**Records**
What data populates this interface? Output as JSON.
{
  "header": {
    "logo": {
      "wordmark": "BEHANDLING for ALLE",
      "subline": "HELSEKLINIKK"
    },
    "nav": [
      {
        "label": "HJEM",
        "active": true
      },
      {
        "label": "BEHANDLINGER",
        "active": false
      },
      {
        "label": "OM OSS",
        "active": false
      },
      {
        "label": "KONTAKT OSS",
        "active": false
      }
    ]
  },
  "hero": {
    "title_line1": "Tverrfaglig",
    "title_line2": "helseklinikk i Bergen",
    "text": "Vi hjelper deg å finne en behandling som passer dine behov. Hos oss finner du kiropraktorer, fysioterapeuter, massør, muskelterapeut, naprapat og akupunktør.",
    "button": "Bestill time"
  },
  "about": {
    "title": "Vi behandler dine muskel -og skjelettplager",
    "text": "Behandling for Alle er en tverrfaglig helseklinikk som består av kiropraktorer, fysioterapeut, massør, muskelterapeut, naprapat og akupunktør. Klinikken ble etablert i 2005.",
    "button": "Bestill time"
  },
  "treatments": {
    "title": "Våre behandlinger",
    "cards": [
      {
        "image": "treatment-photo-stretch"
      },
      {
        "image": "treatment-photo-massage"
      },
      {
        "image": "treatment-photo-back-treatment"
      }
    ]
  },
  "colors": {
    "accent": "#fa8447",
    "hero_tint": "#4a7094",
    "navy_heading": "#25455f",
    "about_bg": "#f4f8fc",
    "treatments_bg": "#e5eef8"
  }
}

**Problem to solve**
List each line of the records that holds the string "dine".

**Answer to this problem**
    "text": "Vi hjelper deg å finne en behandling som passer dine behov. Hos oss finner du kiropraktorer, fysioterapeuter, massør, muskelterapeut, naprapat og akupunktør.",
    "title": "Vi behandler dine muskel -og skjelettplager",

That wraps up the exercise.